Task requirements: Below are some records; reproduce every one of them exactly.

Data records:
§ §

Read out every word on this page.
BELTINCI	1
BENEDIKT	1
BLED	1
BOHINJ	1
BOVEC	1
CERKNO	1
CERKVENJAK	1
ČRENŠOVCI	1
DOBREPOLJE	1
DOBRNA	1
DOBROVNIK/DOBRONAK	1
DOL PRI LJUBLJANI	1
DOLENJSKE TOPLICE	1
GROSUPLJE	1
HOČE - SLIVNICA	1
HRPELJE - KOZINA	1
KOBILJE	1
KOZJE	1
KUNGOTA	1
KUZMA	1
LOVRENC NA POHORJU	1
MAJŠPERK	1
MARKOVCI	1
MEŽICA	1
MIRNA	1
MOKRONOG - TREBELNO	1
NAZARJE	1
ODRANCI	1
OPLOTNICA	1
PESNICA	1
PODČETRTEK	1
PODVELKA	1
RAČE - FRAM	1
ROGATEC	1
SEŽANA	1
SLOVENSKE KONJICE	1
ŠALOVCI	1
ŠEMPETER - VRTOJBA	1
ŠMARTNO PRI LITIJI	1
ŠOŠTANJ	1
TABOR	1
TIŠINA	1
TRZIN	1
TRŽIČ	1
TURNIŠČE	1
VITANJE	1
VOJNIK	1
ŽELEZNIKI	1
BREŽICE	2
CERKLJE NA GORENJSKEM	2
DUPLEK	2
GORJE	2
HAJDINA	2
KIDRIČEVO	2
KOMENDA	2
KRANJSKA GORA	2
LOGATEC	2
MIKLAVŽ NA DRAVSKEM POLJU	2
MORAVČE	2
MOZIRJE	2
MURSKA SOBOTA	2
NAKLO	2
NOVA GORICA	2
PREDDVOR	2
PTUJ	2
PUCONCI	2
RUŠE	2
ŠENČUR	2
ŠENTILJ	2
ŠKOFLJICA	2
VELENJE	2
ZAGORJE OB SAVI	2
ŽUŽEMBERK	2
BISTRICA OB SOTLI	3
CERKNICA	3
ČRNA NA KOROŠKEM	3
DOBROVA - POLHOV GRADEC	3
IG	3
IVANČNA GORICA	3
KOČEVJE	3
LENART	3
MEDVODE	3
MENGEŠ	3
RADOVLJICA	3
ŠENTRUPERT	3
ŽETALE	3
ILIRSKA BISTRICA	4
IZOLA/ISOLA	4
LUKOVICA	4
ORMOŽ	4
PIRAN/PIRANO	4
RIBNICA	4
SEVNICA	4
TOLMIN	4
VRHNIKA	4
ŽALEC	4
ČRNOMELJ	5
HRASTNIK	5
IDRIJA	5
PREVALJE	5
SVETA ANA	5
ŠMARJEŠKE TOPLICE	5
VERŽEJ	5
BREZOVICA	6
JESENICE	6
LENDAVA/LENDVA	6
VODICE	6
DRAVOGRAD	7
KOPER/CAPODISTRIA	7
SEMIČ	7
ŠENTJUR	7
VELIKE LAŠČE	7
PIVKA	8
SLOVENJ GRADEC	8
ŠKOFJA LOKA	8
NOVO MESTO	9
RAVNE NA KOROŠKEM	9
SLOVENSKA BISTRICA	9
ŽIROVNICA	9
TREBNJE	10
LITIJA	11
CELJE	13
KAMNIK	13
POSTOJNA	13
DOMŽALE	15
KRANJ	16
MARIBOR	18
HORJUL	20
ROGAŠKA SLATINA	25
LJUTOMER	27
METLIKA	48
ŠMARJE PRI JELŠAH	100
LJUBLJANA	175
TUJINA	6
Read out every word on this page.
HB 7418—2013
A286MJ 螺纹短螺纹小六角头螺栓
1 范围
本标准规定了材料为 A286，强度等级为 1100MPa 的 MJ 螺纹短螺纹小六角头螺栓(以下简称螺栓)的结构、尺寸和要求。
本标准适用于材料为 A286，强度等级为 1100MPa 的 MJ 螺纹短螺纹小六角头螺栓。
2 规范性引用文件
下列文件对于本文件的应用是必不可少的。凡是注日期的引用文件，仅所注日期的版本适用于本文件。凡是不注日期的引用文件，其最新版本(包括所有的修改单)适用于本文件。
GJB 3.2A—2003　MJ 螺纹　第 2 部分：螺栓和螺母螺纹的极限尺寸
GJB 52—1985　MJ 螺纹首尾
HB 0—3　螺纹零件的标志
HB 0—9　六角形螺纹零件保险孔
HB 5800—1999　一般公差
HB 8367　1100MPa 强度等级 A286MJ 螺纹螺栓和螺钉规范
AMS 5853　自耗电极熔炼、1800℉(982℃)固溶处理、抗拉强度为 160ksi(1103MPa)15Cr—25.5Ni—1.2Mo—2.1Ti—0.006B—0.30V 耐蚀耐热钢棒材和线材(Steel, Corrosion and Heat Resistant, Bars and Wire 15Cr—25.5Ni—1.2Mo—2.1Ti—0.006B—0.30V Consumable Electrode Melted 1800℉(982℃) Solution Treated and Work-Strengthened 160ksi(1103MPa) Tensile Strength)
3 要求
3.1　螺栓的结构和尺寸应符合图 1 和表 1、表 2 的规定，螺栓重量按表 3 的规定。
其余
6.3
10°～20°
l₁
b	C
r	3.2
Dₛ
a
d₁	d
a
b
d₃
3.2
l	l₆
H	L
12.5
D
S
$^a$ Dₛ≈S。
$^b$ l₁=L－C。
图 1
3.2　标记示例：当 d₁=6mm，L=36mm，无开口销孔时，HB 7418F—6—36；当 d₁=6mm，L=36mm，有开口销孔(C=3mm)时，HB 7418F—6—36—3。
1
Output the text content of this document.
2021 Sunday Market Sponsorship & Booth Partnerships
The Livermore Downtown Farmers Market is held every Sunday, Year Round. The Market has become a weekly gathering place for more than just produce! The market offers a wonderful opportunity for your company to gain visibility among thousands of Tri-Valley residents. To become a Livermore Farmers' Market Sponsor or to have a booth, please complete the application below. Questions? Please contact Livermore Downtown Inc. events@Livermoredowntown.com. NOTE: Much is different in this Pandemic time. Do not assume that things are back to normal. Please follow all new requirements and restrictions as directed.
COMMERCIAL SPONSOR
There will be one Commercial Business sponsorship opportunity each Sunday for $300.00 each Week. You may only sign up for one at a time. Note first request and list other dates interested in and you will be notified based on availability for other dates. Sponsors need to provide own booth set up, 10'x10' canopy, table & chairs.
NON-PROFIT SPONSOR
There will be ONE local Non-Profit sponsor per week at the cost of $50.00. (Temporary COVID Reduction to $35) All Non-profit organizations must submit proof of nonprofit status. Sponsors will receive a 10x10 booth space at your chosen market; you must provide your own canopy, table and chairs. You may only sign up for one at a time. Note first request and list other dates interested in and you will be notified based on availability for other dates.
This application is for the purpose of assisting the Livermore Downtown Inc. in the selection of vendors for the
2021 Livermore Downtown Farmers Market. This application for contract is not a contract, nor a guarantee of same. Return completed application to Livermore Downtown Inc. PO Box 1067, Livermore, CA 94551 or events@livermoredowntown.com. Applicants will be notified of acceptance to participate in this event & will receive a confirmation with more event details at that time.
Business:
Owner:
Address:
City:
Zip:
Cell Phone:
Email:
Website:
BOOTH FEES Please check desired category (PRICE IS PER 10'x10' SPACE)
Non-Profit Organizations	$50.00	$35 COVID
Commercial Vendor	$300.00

§ §

Task result:
Read out every word on this page.
BELTINCI	1
BENEDIKT	1
BLED	1
BOHINJ	1
BOVEC	1
CERKNO	1
CERKVENJAK	1
ČRENŠOVCI	1
DOBREPOLJE	1
DOBRNA	1
DOBROVNIK/DOBRONAK	1
DOL PRI LJUBLJANI	1
DOLENJSKE TOPLICE	1
GROSUPLJE	1
HOČE - SLIVNICA	1
HRPELJE - KOZINA	1
KOBILJE	1
KOZJE	1
KUNGOTA	1
KUZMA	1
LOVRENC NA POHORJU	1
MAJŠPERK	1
MARKOVCI	1
MEŽICA	1
MIRNA	1
MOKRONOG - TREBELNO	1
NAZARJE	1
ODRANCI	1
OPLOTNICA	1
PESNICA	1
PODČETRTEK	1
PODVELKA	1
RAČE - FRAM	1
ROGATEC	1
SEŽANA	1
SLOVENSKE KONJICE	1
ŠALOVCI	1
ŠEMPETER - VRTOJBA	1
ŠMARTNO PRI LITIJI	1
ŠOŠTANJ	1
TABOR	1
TIŠINA	1
TRZIN	1
TRŽIČ	1
TURNIŠČE	1
VITANJE	1
VOJNIK	1
ŽELEZNIKI	1
BREŽICE	2
CERKLJE NA GORENJSKEM	2
DUPLEK	2
GORJE	2
HAJDINA	2
KIDRIČEVO	2
KOMENDA	2
KRANJSKA GORA	2
LOGATEC	2
MIKLAVŽ NA DRAVSKEM POLJU	2
MORAVČE	2
MOZIRJE	2
MURSKA SOBOTA	2
NAKLO	2
NOVA GORICA	2
PREDDVOR	2
PTUJ	2
PUCONCI	2
RUŠE	2
ŠENČUR	2
ŠENTILJ	2
ŠKOFLJICA	2
VELENJE	2
ZAGORJE OB SAVI	2
ŽUŽEMBERK	2
BISTRICA OB SOTLI	3
CERKNICA	3
ČRNA NA KOROŠKEM	3
DOBROVA - POLHOV GRADEC	3
IG	3
IVANČNA GORICA	3
KOČEVJE	3
LENART	3
MEDVODE	3
MENGEŠ	3
RADOVLJICA	3
ŠENTRUPERT	3
ŽETALE	3
ILIRSKA BISTRICA	4
IZOLA/ISOLA	4
LUKOVICA	4
ORMOŽ	4
PIRAN/PIRANO	4
RIBNICA	4
SEVNICA	4
TOLMIN	4
VRHNIKA	4
ŽALEC	4
ČRNOMELJ	5
HRASTNIK	5
IDRIJA	5
PREVALJE	5
SVETA ANA	5
ŠMARJEŠKE TOPLICE	5
VERŽEJ	5
BREZOVICA	6
JESENICE	6
LENDAVA/LENDVA	6
VODICE	6
DRAVOGRAD	7
KOPER/CAPODISTRIA	7
SEMIČ	7
ŠENTJUR	7
VELIKE LAŠČE	7
PIVKA	8
SLOVENJ GRADEC	8
ŠKOFJA LOKA	8
NOVO MESTO	9
RAVNE NA KOROŠKEM	9
SLOVENSKA BISTRICA	9
ŽIROVNICA	9
TREBNJE	10
LITIJA	11
CELJE	13
KAMNIK	13
POSTOJNA	13
DOMŽALE	15
KRANJ	16
MARIBOR	18
HORJUL	20
ROGAŠKA SLATINA	25
LJUTOMER	27
METLIKA	48
ŠMARJE PRI JELŠAH	100
LJUBLJANA	175
TUJINA	6
Read out every word on this page.
HB 7418—2013
A286MJ 螺纹短螺纹小六角头螺栓
1 范围
本标准规定了材料为 A286，强度等级为 1100MPa 的 MJ 螺纹短螺纹小六角头螺栓(以下简称螺栓)的结构、尺寸和要求。
本标准适用于材料为 A286，强度等级为 1100MPa 的 MJ 螺纹短螺纹小六角头螺栓。
2 规范性引用文件
下列文件对于本文件的应用是必不可少的。凡是注日期的引用文件，仅所注日期的版本适用于本文件。凡是不注日期的引用文件，其最新版本(包括所有的修改单)适用于本文件。
GJB 3.2A—2003　MJ 螺纹　第 2 部分：螺栓和螺母螺纹的极限尺寸
GJB 52—1985　MJ 螺纹首尾
HB 0—3　螺纹零件的标志
HB 0—9　六角形螺纹零件保险孔
HB 5800—1999　一般公差
HB 8367　1100MPa 强度等级 A286MJ 螺纹螺栓和螺钉规范
AMS 5853　自耗电极熔炼、1800℉(982℃)固溶处理、抗拉强度为 160ksi(1103MPa)15Cr—25.5Ni—1.2Mo—2.1Ti—0.006B—0.30V 耐蚀耐热钢棒材和线材(Steel, Corrosion and Heat Resistant, Bars and Wire 15Cr—25.5Ni—1.2Mo—2.1Ti—0.006B—0.30V Consumable Electrode Melted 1800℉(982℃) Solution Treated and Work-Strengthened 160ksi(1103MPa) Tensile Strength)
3 要求
3.1　螺栓的结构和尺寸应符合图 1 和表 1、表 2 的规定，螺栓重量按表 3 的规定。
其余
6.3
10°～20°
l₁
b	C
r	3.2
Dₛ
a
d₁	d
a
b
d₃
3.2
l	l₆
H	L
12.5
D
S
$^a$ Dₛ≈S。
$^b$ l₁=L－C。
图 1
3.2　标记示例：当 d₁=6mm，L=36mm，无开口销孔时，HB 7418F—6—36；当 d₁=6mm，L=36mm，有开口销孔(C=3mm)时，HB 7418F—6—36—3。
1
Output the text content of this document.
2021 Sunday Market Sponsorship & Booth Partnerships
The Livermore Downtown Farmers Market is held every Sunday, Year Round. The Market has become a weekly gathering place for more than just produce! The market offers a wonderful opportunity for your company to gain visibility among thousands of Tri-Valley residents. To become a Livermore Farmers' Market Sponsor or to have a booth, please complete the application below. Questions? Please contact Livermore Downtown Inc. events@Livermoredowntown.com. NOTE: Much is different in this Pandemic time. Do not assume that things are back to normal. Please follow all new requirements and restrictions as directed.
COMMERCIAL SPONSOR
There will be one Commercial Business sponsorship opportunity each Sunday for $300.00 each Week. You may only sign up for one at a time. Note first request and list other dates interested in and you will be notified based on availability for other dates. Sponsors need to provide own booth set up, 10'x10' canopy, table & chairs.
NON-PROFIT SPONSOR
There will be ONE local Non-Profit sponsor per week at the cost of $50.00. (Temporary COVID Reduction to $35) All Non-profit organizations must submit proof of nonprofit status. Sponsors will receive a 10x10 booth space at your chosen market; you must provide your own canopy, table and chairs. You may only sign up for one at a time. Note first request and list other dates interested in and you will be notified based on availability for other dates.
This application is for the purpose of assisting the Livermore Downtown Inc. in the selection of vendors for the
2021 Livermore Downtown Farmers Market. This application for contract is not a contract, nor a guarantee of same. Return completed application to Livermore Downtown Inc. PO Box 1067, Livermore, CA 94551 or events@livermoredowntown.com. Applicants will be notified of acceptance to participate in this event & will receive a confirmation with more event details at that time.
Business:
Owner:
Address:
City:
Zip:
Cell Phone:
Email:
Website:
BOOTH FEES Please check desired category (PRICE IS PER 10'x10' SPACE)
Non-Profit Organizations	$50.00	$35 COVID
Commercial Vendor	$300.00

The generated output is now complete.